=== Listing ===
___

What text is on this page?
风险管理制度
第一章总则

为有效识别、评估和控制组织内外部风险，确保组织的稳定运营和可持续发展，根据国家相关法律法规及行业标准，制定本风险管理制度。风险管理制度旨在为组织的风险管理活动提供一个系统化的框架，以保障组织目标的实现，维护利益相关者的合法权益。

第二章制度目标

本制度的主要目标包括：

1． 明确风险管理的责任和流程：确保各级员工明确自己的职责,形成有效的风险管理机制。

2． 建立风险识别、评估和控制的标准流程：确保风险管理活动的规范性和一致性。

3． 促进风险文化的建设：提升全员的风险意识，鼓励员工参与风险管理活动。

___

=== Stated goal ===
Print back all the lines verbatim.

=== Task result ===
What text is on this page?
风险管理制度
第一章总则

为有效识别、评估和控制组织内外部风险，确保组织的稳定运营和可持续发展，根据国家相关法律法规及行业标准，制定本风险管理制度。风险管理制度旨在为组织的风险管理活动提供一个系统化的框架，以保障组织目标的实现，维护利益相关者的合法权益。

第二章制度目标

本制度的主要目标包括：

1． 明确风险管理的责任和流程：确保各级员工明确自己的职责,形成有效的风险管理机制。

2． 建立风险识别、评估和控制的标准流程：确保风险管理活动的规范性和一致性。

3． 促进风险文化的建设：提升全员的风险意识，鼓励员工参与风险管理活动。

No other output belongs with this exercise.